____ Selected passage
We evaluated the bacterial composition in viral-bacterial AGE mixed infections in correlation with various clinical severities. Our results revealed that richness of Bifidobacteriaceae, which act as probiotics, increased with the severity of the viral-bacterial mixed infections. As expected, significant reduction of relative numbers of Bacteroides was characterized in both RV and NoV infection, in which was more prominent in mixed infections with pathogenic E. coli. Though EAEC mixed infection resulted in significant microbiota alterations compared to virus-alone or virus-EPEC mixed infection, the clinical conditions of the children was worsened with both E. coli virotypes. This could be attributed to the type of toxins secreted and mode of pathogenesis exerted by each type. However, this study did not look into the virulence factors exerted by each of the E. coli types on the gut microbial community, which mandates further investigations. Further, augmented number of differential abundant pathogenic OTUs was peculiarly noticed only with NoV mixed infection. Certain pathogenic commensal bacteria express carbohydrates indistinguishable from human histo-blood group antigen (HBGA) and NoV particles bind to these HBGA-expressing bacteria67. Interaction of NoV particles with HBGA-expressing bacteria further enhances infection of the host67,68. Viral-bacterial interplay in the gut environment is a rather complicated process that involves multiple factors including host genetic makeup, host diet, host immune status, microbiome composition in addition to the infectious agents. Results from this study will facilitate further studies on the interaction between aforementioned factors.

Methods

Ethical approvals

This study was approved by the institutional review board (IRB) committees at Hamad Medical Corporation (HMC) and Qatar University (QU). All samples were collected with informed consent signed from the parents/legal guardians under IRB approval from HMC (Approval # 16173/19) and exemption from QU (Approval # QU-IRB605-E/16). Samples were collected with information about age, nationality and clinical data, such as frequency and duration of vomiting, diarrhea, fever, severity of dehydration, and duration of hospitalization. All methods were performed in accordance with the relevant national and international guidelines and regulations.
________
# Aim of the task
Please give the bacterial family that, according to the gut microbiota passage, grew richer as the viral-bacterial mixed infections became more severe. The listing comes from a separate source.
____ Excerpted records
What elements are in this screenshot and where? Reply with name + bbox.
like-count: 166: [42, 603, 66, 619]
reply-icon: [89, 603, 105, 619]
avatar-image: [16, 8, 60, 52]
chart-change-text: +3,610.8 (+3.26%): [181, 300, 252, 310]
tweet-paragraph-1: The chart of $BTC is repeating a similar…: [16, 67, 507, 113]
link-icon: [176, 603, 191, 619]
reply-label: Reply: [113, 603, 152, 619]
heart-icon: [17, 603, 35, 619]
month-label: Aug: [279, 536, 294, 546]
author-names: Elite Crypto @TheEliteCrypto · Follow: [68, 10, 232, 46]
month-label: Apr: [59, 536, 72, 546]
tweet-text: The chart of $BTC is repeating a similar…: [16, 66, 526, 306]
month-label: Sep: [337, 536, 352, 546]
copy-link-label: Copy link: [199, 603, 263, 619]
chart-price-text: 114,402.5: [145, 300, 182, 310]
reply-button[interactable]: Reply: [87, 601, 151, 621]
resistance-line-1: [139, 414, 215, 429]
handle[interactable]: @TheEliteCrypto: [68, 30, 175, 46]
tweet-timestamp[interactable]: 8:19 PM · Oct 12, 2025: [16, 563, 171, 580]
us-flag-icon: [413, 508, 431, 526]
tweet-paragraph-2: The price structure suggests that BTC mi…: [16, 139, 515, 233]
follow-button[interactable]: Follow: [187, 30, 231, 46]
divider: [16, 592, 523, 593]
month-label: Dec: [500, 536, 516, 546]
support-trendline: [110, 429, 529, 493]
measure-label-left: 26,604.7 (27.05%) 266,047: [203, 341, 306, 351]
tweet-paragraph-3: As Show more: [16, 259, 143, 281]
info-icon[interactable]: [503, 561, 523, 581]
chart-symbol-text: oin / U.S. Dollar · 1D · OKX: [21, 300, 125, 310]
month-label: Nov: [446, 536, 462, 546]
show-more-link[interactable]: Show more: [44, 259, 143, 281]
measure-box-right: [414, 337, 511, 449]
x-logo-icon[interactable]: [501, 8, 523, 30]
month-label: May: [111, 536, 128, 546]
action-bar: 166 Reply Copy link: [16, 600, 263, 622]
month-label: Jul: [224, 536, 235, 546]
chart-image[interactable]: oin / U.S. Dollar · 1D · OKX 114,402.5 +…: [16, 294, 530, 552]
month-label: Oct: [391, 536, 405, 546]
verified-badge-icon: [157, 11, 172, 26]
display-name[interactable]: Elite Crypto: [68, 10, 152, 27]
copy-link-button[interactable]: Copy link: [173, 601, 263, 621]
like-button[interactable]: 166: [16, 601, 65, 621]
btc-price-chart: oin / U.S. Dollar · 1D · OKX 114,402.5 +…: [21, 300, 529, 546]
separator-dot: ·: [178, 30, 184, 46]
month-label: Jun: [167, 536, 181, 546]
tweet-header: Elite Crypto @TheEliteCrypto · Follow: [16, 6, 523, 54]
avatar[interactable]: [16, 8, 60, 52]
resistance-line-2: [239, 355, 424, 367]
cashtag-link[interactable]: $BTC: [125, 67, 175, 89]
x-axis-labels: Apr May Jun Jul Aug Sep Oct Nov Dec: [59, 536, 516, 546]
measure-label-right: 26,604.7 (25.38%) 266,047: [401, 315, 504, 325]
________
# Solution to the exercise
Bifidobacteriaceae